GOAL:
Give again, word for word, only the lines from the one containing "Extract all readable text from this page." through the final line.

PROVIDED MATERIAL:
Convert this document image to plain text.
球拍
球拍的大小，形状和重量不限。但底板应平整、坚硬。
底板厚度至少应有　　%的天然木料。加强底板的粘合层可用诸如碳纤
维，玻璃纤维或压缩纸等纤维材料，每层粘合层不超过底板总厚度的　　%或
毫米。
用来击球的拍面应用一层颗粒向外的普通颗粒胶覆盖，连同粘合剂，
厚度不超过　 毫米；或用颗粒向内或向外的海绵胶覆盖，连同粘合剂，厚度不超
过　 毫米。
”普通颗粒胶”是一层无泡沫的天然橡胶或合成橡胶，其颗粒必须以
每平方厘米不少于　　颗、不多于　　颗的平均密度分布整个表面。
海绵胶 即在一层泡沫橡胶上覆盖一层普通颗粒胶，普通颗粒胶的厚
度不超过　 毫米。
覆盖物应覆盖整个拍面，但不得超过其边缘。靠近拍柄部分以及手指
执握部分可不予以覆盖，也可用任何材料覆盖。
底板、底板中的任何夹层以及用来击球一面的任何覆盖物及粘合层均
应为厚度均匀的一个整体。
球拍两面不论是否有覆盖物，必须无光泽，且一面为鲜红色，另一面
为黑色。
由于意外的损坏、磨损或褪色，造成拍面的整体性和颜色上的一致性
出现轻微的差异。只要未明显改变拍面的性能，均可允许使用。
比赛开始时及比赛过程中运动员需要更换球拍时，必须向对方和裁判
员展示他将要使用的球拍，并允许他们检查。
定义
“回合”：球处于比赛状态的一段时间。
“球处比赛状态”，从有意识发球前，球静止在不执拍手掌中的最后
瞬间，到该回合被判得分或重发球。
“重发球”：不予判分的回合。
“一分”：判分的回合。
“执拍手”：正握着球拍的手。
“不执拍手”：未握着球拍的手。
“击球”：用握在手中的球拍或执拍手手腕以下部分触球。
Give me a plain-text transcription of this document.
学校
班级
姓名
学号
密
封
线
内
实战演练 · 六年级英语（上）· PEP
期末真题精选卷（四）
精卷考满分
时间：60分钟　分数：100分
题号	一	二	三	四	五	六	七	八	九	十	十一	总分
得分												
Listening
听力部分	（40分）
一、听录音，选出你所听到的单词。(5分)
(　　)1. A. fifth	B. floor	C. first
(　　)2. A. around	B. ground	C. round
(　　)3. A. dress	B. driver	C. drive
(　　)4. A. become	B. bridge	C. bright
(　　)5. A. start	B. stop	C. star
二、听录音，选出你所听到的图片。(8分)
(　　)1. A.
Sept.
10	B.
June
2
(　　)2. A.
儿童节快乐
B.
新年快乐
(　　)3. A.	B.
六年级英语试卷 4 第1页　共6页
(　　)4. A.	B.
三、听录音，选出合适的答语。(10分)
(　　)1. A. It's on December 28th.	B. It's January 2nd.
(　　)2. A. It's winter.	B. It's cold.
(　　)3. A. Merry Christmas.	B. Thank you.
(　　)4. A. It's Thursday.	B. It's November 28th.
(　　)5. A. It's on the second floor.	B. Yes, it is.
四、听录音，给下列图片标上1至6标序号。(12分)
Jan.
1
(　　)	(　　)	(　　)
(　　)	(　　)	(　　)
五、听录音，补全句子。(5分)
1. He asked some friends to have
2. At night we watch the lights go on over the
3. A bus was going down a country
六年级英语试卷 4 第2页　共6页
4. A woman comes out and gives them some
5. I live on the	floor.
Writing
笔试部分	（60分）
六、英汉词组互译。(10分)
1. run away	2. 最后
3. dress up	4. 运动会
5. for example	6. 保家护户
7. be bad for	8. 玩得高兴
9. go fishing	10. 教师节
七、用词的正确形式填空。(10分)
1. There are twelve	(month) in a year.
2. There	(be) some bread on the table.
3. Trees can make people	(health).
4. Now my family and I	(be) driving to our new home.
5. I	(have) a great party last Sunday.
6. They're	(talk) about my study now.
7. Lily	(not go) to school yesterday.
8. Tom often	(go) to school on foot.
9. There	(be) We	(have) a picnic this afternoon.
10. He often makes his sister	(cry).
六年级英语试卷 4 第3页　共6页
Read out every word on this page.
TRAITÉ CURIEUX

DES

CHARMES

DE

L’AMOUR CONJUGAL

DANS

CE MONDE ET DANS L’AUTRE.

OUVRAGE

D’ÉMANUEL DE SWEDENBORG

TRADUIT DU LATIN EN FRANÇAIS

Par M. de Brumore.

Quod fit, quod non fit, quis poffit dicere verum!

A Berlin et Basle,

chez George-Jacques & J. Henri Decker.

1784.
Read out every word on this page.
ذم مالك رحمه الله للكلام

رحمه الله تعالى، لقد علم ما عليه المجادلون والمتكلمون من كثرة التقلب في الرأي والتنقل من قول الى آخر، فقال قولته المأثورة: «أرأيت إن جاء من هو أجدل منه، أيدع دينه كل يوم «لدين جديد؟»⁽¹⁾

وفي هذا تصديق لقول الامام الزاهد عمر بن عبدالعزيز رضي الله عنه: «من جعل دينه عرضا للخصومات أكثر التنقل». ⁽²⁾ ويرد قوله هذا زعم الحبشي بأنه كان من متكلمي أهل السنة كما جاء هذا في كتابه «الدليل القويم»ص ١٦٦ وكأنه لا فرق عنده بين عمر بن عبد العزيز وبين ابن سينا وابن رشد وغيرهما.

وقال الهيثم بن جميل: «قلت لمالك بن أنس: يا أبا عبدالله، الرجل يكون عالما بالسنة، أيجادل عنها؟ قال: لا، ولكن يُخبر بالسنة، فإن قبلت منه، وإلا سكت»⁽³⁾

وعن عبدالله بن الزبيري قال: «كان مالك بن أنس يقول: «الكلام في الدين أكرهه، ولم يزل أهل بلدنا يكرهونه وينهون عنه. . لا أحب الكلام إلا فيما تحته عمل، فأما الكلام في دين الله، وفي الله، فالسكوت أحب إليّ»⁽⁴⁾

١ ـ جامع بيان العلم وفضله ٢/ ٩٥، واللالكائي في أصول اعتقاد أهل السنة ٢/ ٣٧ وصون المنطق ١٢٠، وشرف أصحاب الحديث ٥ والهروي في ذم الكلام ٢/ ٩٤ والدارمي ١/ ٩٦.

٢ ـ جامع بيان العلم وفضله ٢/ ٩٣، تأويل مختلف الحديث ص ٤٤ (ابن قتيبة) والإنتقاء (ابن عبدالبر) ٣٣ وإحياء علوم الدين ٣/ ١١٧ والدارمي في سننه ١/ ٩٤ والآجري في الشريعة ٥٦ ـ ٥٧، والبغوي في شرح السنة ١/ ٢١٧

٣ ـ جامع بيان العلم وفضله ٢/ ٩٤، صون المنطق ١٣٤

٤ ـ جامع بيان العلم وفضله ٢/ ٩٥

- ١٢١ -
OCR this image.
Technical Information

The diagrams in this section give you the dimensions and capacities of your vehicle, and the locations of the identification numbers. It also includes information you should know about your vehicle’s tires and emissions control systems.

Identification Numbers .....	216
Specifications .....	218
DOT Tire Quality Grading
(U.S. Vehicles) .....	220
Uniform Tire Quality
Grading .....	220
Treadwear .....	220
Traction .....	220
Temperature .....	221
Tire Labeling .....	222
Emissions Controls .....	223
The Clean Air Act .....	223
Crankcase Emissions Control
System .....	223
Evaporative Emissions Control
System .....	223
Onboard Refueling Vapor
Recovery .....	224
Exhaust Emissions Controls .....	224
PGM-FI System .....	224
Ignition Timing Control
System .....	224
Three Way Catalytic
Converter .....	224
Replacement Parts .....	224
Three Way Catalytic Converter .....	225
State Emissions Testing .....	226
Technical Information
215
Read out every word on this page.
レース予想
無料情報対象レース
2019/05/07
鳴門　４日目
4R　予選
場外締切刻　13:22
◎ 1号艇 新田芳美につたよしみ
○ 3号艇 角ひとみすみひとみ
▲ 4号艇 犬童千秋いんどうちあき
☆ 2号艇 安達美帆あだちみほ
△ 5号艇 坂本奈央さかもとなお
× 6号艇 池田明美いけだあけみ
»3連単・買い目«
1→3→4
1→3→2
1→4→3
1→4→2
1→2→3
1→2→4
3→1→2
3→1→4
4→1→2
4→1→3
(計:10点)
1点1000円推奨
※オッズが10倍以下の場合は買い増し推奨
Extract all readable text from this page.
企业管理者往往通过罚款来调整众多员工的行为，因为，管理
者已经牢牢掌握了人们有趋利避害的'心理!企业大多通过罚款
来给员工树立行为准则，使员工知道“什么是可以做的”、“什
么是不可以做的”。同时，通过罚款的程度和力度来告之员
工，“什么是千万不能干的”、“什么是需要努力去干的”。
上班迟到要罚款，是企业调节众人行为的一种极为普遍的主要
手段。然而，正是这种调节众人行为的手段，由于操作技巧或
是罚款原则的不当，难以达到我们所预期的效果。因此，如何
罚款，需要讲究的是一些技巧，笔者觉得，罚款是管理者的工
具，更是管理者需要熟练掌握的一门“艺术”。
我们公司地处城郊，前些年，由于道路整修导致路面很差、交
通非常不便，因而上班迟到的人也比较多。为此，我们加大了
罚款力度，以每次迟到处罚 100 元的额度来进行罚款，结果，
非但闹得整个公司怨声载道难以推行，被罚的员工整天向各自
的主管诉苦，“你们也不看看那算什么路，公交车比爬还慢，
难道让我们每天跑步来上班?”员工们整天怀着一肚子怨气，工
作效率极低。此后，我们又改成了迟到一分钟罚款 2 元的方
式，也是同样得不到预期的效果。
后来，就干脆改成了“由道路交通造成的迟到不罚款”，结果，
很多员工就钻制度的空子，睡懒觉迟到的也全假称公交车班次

TASK OUTPUT:
Extract all readable text from this page.
企业管理者往往通过罚款来调整众多员工的行为，因为，管理
者已经牢牢掌握了人们有趋利避害的'心理!企业大多通过罚款
来给员工树立行为准则，使员工知道“什么是可以做的”、“什
么是不可以做的”。同时，通过罚款的程度和力度来告之员
工，“什么是千万不能干的”、“什么是需要努力去干的”。
上班迟到要罚款，是企业调节众人行为的一种极为普遍的主要
手段。然而，正是这种调节众人行为的手段，由于操作技巧或
是罚款原则的不当，难以达到我们所预期的效果。因此，如何
罚款，需要讲究的是一些技巧，笔者觉得，罚款是管理者的工
具，更是管理者需要熟练掌握的一门“艺术”。
我们公司地处城郊，前些年，由于道路整修导致路面很差、交
通非常不便，因而上班迟到的人也比较多。为此，我们加大了
罚款力度，以每次迟到处罚 100 元的额度来进行罚款，结果，
非但闹得整个公司怨声载道难以推行，被罚的员工整天向各自
的主管诉苦，“你们也不看看那算什么路，公交车比爬还慢，
难道让我们每天跑步来上班?”员工们整天怀着一肚子怨气，工
作效率极低。此后，我们又改成了迟到一分钟罚款 2 元的方
式，也是同样得不到预期的效果。
后来，就干脆改成了“由道路交通造成的迟到不罚款”，结果，
很多员工就钻制度的空子，睡懒觉迟到的也全假称公交车班次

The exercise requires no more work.